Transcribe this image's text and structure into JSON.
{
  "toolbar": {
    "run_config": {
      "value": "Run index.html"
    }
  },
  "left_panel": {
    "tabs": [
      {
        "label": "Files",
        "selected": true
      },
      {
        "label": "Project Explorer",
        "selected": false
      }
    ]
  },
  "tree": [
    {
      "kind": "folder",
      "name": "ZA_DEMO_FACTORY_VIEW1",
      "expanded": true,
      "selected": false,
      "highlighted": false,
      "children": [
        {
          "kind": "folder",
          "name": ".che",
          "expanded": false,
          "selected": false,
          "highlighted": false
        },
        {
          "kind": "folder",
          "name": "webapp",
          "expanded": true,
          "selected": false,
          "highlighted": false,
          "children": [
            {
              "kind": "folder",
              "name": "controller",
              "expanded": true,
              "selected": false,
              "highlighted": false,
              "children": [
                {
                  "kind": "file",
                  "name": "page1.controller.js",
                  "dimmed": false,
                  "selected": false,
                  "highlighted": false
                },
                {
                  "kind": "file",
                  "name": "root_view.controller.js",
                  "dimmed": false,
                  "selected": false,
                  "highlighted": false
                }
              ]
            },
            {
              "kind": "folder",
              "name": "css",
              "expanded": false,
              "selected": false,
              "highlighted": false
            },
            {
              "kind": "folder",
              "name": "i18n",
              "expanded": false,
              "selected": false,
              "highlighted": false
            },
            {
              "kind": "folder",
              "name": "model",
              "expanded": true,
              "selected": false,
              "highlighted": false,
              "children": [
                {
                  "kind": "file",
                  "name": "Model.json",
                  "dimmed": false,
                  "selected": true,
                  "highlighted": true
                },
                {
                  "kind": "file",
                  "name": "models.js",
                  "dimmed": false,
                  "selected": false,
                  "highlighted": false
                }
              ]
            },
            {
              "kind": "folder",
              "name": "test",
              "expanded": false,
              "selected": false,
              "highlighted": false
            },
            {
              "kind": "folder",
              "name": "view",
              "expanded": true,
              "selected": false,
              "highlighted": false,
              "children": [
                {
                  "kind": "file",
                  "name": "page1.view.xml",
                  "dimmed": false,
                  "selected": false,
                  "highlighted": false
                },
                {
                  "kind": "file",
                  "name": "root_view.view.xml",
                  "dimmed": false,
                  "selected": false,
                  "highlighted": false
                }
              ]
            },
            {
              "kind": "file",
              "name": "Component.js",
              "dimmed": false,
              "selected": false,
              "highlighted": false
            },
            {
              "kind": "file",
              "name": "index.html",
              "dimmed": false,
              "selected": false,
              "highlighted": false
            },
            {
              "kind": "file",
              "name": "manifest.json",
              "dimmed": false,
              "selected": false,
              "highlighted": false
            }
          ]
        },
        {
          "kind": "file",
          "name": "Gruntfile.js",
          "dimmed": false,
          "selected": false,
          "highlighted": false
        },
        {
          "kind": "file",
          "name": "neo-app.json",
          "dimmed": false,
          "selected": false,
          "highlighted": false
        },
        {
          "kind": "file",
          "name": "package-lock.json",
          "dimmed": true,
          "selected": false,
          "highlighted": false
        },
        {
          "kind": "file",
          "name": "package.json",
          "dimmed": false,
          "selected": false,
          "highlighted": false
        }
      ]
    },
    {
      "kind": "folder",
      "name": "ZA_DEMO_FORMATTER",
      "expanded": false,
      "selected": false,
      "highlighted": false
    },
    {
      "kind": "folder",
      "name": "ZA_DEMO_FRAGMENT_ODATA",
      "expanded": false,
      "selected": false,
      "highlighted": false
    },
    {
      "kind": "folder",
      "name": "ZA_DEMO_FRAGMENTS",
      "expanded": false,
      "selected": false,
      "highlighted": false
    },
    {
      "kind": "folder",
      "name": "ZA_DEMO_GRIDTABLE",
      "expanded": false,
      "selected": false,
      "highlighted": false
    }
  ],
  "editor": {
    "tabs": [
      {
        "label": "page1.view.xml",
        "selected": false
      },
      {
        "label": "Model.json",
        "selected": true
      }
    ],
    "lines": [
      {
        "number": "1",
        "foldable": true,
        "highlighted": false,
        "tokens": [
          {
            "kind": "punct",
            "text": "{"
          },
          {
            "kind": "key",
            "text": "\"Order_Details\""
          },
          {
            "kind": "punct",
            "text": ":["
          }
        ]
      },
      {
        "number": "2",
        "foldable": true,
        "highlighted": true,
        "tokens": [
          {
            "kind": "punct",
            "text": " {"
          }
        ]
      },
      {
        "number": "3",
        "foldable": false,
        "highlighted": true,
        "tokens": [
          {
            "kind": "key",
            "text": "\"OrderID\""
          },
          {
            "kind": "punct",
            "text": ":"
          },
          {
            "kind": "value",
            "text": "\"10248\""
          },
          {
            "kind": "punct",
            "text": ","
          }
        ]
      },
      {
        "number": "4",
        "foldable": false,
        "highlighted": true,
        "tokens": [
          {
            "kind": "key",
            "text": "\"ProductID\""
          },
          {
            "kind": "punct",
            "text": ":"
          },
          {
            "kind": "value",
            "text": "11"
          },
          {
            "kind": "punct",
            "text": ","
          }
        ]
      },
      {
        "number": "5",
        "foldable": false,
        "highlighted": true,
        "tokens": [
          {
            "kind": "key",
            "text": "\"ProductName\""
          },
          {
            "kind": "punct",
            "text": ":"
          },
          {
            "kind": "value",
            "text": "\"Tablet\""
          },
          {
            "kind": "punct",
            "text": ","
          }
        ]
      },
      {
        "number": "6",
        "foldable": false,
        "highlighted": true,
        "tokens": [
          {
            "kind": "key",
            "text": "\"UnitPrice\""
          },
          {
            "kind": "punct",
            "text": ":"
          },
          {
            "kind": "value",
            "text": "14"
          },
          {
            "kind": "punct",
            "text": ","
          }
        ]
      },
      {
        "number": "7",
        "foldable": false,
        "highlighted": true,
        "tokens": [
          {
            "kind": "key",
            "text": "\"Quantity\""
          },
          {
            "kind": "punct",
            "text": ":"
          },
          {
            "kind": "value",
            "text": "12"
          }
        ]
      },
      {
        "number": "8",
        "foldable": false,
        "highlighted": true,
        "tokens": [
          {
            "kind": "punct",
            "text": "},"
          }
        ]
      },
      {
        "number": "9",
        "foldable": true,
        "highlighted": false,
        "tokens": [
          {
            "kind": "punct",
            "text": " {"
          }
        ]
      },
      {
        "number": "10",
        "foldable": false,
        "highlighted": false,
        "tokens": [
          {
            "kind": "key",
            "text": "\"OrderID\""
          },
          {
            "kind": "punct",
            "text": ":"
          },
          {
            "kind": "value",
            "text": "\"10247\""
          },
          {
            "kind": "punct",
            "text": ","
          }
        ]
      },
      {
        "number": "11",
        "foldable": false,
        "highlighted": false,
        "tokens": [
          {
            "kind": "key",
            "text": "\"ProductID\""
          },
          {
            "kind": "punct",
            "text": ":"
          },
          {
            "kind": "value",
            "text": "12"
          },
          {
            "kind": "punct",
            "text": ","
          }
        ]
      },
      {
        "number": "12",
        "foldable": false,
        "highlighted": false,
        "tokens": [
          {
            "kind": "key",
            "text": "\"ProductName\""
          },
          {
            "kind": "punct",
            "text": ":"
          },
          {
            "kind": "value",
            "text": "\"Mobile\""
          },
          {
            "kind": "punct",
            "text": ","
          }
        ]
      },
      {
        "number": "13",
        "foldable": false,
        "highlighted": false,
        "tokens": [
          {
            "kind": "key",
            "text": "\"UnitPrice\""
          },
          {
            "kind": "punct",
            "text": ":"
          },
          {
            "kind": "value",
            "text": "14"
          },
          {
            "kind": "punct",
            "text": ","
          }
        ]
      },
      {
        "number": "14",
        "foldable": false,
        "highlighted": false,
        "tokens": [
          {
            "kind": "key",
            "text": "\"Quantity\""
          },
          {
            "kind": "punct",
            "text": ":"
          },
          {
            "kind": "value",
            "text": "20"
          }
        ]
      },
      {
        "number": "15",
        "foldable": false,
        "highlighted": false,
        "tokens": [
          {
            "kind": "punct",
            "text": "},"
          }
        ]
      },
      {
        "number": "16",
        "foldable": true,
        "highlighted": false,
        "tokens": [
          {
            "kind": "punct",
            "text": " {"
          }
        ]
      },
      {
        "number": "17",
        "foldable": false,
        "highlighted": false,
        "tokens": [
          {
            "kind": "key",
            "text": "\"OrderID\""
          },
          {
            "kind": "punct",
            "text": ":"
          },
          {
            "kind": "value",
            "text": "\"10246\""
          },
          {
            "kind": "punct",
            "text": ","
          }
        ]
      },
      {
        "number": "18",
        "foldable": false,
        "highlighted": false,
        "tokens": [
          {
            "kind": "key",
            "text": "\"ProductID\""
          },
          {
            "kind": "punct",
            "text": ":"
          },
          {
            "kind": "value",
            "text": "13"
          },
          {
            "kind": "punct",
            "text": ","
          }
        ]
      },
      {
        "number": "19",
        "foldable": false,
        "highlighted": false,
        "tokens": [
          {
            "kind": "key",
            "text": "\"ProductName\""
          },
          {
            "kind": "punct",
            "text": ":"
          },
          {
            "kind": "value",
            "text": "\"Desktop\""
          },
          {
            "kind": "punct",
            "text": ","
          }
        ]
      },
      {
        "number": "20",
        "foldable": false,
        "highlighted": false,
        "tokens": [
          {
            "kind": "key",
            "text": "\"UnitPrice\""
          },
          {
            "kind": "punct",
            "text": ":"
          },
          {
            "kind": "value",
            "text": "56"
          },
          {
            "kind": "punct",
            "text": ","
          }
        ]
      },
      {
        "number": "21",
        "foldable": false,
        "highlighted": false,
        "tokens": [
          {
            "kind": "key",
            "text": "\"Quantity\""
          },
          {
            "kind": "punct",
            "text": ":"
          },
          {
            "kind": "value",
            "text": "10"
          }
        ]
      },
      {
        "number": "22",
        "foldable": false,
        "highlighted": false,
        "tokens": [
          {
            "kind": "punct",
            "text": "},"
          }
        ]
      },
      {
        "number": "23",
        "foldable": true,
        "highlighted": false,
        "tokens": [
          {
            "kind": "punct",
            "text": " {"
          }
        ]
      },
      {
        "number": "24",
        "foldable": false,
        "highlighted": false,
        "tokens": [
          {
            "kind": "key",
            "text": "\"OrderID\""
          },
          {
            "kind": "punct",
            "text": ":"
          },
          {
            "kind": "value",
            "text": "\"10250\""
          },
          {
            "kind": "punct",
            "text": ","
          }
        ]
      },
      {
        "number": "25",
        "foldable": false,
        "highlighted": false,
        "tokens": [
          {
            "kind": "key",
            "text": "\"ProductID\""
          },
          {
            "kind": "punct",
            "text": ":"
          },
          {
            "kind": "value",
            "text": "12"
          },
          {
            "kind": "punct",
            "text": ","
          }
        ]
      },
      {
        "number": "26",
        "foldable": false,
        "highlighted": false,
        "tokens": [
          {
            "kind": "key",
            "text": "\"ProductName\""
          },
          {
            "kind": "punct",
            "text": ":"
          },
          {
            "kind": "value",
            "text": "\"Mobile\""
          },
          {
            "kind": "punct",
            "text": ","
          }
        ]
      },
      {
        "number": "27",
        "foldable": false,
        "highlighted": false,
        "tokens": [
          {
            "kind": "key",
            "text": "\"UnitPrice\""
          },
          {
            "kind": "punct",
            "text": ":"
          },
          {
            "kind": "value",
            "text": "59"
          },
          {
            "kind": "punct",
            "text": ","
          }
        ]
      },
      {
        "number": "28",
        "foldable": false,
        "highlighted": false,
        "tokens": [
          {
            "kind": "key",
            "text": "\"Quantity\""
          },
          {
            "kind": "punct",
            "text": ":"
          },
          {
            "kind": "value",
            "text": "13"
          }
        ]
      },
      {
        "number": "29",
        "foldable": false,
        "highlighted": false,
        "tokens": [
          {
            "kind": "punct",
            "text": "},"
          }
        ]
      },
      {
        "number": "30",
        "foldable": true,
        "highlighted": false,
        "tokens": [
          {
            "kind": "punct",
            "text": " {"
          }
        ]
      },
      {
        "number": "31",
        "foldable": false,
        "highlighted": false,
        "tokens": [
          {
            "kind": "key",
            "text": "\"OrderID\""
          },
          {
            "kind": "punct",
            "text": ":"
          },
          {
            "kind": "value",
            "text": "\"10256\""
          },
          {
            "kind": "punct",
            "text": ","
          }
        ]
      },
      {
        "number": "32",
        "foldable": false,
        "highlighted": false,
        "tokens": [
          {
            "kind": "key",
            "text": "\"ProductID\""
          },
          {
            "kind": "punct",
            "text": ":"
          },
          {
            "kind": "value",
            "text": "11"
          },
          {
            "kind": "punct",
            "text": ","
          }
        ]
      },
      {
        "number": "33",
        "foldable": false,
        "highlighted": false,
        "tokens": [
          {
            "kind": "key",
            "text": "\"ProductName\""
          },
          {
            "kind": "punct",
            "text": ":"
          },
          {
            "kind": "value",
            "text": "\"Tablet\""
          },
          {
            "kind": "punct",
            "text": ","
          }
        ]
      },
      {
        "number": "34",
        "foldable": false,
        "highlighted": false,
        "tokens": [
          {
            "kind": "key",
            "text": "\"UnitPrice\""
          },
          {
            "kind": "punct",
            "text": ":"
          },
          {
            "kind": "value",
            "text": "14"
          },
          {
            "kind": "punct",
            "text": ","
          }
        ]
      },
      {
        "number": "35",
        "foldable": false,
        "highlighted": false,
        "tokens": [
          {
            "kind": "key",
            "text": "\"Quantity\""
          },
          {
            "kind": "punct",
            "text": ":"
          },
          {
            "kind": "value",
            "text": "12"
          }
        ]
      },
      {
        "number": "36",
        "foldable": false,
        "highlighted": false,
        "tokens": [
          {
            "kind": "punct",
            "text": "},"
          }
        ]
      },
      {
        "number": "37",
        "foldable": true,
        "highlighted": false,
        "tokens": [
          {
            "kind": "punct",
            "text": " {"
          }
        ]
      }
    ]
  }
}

# [YOUR TASK]
Only lines with the word "controller" are wanted, so copy each one from the records.

# [RESULT OF THIS EXERCISE]
              "name": "controller",
                  "name": "page1.controller.js",
                  "name": "root_view.controller.js",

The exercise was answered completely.